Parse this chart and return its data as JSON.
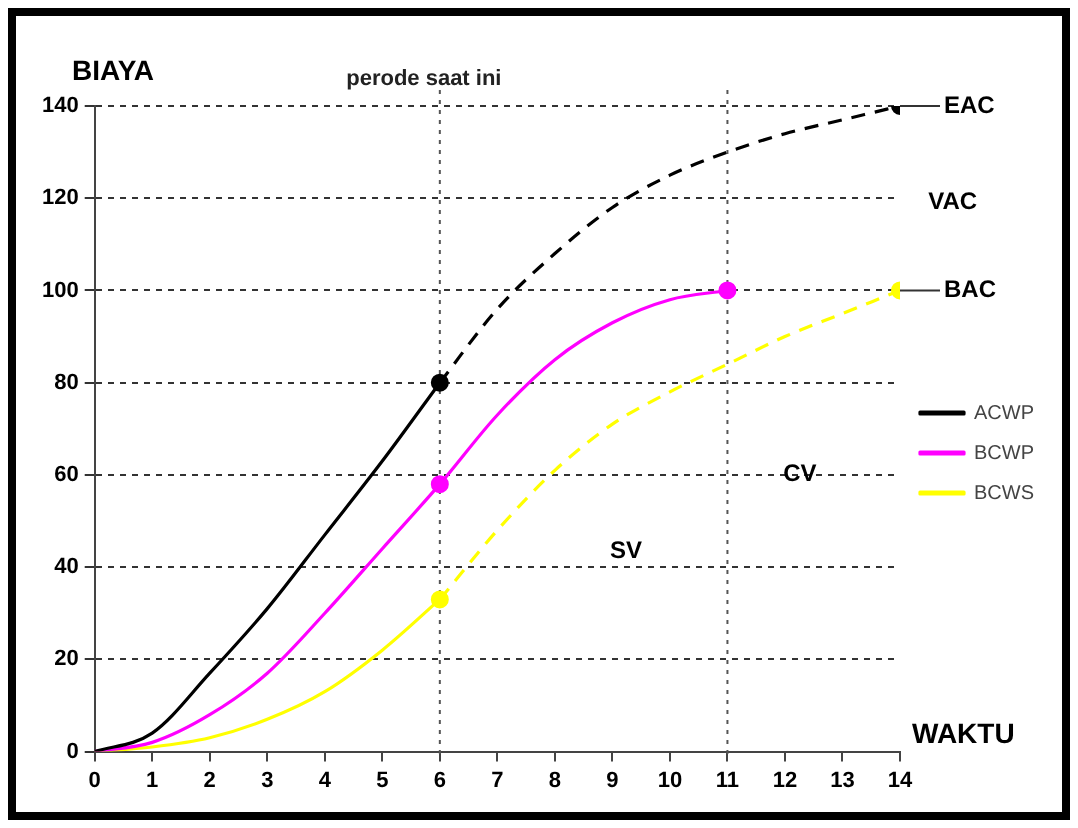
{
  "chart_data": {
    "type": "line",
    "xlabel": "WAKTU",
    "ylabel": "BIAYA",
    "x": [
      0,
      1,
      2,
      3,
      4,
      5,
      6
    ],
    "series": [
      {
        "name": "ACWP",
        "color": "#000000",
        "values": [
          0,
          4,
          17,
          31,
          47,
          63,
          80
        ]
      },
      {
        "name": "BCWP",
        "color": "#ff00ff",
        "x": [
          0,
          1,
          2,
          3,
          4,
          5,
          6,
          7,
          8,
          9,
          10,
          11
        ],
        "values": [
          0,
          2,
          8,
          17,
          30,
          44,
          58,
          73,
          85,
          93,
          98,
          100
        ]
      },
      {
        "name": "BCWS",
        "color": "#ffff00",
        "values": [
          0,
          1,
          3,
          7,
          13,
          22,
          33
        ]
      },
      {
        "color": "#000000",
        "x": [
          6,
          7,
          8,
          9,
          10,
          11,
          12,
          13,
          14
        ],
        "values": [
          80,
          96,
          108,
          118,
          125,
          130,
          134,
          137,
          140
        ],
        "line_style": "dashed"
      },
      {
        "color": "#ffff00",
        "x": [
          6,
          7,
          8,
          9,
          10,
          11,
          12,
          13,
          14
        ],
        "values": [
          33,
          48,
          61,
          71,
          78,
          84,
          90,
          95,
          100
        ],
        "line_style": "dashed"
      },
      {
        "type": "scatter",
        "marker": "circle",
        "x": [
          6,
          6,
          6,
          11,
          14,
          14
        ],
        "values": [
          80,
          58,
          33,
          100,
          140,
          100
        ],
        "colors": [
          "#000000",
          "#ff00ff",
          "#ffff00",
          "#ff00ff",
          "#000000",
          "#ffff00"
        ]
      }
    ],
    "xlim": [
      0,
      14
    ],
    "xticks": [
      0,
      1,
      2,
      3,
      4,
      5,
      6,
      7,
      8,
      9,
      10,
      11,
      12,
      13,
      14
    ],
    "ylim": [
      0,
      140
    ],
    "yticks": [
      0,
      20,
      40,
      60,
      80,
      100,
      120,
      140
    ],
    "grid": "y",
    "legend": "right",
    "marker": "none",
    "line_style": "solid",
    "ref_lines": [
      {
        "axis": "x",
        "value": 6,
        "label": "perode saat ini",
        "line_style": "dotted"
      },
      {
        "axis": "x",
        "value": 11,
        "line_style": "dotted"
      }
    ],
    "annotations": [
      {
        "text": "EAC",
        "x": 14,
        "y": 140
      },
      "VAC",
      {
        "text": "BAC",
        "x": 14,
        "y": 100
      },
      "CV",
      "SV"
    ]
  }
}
────────────────────────────────────────
WORK TO DO – Write out all the entries exactly, except for the pictures.

REPLY TO THE EXERCISE –
Parse this chart and return its data as JSON.
{
  "chart_data": {
    "type": "line",
    "xlabel": "WAKTU",
    "ylabel": "BIAYA",
    "x": [
      0,
      1,
      2,
      3,
      4,
      5,
      6
    ],
    "series": [
      {
        "name": "ACWP",
        "color": "#000000",
        "values": [
          0,
          4,
          17,
          31,
          47,
          63,
          80
        ]
      },
      {
        "name": "BCWP",
        "color": "#ff00ff",
        "x": [
          0,
          1,
          2,
          3,
          4,
          5,
          6,
          7,
          8,
          9,
          10,
          11
        ],
        "values": [
          0,
          2,
          8,
          17,
          30,
          44,
          58,
          73,
          85,
          93,
          98,
          100
        ]
      },
      {
        "name": "BCWS",
        "color": "#ffff00",
        "values": [
          0,
          1,
          3,
          7,
          13,
          22,
          33
        ]
      },
      {
        "color": "#000000",
        "x": [
          6,
          7,
          8,
          9,
          10,
          11,
          12,
          13,
          14
        ],
        "values": [
          80,
          96,
          108,
          118,
          125,
          130,
          134,
          137,
          140
        ],
        "line_style": "dashed"
      },
      {
        "color": "#ffff00",
        "x": [
          6,
          7,
          8,
          9,
          10,
          11,
          12,
          13,
          14
        ],
        "values": [
          33,
          48,
          61,
          71,
          78,
          84,
          90,
          95,
          100
        ],
        "line_style": "dashed"
      },
      {
        "type": "scatter",
        "marker": "circle",
        "x": [
          6,
          6,
          6,
          11,
          14,
          14
        ],
        "values": [
          80,
          58,
          33,
          100,
          140,
          100
        ],
        "colors": [
          "#000000",
          "#ff00ff",
          "#ffff00",
          "#ff00ff",
          "#000000",
          "#ffff00"
        ]
      }
    ],
    "xlim": [
      0,
      14
    ],
    "xticks": [
      0,
      1,
      2,
      3,
      4,
      5,
      6,
      7,
      8,
      9,
      10,
      11,
      12,
      13,
      14
    ],
    "ylim": [
      0,
      140
    ],
    "yticks": [
      0,
      20,
      40,
      60,
      80,
      100,
      120,
      140
    ],
    "grid": "y",
    "legend": "right",
    "marker": "none",
    "line_style": "solid",
    "ref_lines": [
      {
        "axis": "x",
        "value": 6,
        "label": "perode saat ini",
        "line_style": "dotted"
      },
      {
        "axis": "x",
        "value": 11,
        "line_style": "dotted"
      }
    ],
    "annotations": [
      {
        "text": "EAC",
        "x": 14,
        "y": 140
      },
      "VAC",
      {
        "text": "BAC",
        "x": 14,
        "y": 100
      },
      "CV",
      "SV"
    ]
  }
}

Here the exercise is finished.